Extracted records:
-------

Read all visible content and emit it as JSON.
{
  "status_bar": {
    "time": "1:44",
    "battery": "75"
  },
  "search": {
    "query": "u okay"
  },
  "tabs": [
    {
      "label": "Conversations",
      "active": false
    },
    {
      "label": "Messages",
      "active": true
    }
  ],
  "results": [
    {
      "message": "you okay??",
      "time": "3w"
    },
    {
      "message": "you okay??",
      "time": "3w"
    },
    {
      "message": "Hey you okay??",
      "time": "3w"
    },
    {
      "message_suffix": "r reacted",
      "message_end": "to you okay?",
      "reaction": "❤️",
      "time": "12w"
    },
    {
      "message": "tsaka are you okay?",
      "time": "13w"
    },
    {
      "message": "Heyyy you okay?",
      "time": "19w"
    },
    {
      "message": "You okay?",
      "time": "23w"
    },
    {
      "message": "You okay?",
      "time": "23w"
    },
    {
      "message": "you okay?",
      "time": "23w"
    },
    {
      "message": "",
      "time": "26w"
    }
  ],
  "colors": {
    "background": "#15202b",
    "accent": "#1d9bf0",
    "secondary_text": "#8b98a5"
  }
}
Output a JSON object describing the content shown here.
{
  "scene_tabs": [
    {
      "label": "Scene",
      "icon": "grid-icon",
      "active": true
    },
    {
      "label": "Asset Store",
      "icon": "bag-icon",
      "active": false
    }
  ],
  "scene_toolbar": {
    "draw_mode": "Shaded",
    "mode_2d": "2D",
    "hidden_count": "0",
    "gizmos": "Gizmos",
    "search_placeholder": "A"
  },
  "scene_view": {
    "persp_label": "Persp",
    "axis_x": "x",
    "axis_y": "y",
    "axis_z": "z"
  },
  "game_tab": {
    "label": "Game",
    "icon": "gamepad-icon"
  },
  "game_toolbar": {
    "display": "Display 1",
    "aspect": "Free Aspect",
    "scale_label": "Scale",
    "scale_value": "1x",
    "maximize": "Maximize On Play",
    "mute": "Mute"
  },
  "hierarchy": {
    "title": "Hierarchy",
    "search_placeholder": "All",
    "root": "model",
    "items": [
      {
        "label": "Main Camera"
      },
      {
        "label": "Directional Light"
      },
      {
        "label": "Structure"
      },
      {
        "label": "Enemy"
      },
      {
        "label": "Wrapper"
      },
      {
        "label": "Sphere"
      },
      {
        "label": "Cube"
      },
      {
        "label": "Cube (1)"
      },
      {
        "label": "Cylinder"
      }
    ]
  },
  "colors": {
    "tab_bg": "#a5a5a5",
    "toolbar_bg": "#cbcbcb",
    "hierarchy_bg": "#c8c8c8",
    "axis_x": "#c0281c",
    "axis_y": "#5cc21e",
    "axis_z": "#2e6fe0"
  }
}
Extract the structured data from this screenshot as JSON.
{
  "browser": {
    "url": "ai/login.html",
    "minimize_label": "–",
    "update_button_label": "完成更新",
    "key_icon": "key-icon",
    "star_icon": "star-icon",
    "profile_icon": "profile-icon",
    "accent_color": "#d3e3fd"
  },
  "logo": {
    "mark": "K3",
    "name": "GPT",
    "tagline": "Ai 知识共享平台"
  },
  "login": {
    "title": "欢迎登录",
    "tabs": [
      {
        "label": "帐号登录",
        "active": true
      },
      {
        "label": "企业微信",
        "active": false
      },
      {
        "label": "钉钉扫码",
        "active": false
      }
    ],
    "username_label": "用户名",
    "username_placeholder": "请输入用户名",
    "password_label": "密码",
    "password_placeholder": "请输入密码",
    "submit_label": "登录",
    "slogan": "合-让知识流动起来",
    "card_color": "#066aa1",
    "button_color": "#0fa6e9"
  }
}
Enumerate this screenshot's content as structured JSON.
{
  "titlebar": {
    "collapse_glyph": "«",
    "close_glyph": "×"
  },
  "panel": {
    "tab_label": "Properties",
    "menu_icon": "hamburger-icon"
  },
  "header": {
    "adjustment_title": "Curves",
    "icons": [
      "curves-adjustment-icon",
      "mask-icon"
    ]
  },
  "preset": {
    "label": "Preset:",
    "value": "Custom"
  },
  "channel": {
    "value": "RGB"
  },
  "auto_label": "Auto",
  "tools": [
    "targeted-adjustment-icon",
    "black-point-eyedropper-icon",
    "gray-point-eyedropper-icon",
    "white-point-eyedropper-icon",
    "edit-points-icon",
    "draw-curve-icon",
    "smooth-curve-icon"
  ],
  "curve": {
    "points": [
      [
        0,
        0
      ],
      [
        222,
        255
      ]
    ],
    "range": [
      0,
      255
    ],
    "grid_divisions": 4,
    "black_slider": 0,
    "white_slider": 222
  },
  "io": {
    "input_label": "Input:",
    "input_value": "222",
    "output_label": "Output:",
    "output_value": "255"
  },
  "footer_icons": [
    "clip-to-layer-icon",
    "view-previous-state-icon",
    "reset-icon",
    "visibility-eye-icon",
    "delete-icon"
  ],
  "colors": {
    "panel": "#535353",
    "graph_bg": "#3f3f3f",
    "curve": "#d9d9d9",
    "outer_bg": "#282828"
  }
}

-------

Exercise directions:
Starting at the line that contains "Enumerate this screenshot's", write out every line to the end of the entries, exactly as given.

Exercise solution:
Enumerate this screenshot's content as structured JSON.
{
  "titlebar": {
    "collapse_glyph": "«",
    "close_glyph": "×"
  },
  "panel": {
    "tab_label": "Properties",
    "menu_icon": "hamburger-icon"
  },
  "header": {
    "adjustment_title": "Curves",
    "icons": [
      "curves-adjustment-icon",
      "mask-icon"
    ]
  },
  "preset": {
    "label": "Preset:",
    "value": "Custom"
  },
  "channel": {
    "value": "RGB"
  },
  "auto_label": "Auto",
  "tools": [
    "targeted-adjustment-icon",
    "black-point-eyedropper-icon",
    "gray-point-eyedropper-icon",
    "white-point-eyedropper-icon",
    "edit-points-icon",
    "draw-curve-icon",
    "smooth-curve-icon"
  ],
  "curve": {
    "points": [
      [
        0,
        0
      ],
      [
        222,
        255
      ]
    ],
    "range": [
      0,
      255
    ],
    "grid_divisions": 4,
    "black_slider": 0,
    "white_slider": 222
  },
  "io": {
    "input_label": "Input:",
    "input_value": "222",
    "output_label": "Output:",
    "output_value": "255"
  },
  "footer_icons": [
    "clip-to-layer-icon",
    "view-previous-state-icon",
    "reset-icon",
    "visibility-eye-icon",
    "delete-icon"
  ],
  "colors": {
    "panel": "#535353",
    "graph_bg": "#3f3f3f",
    "curve": "#d9d9d9",
    "outer_bg": "#282828"
  }
}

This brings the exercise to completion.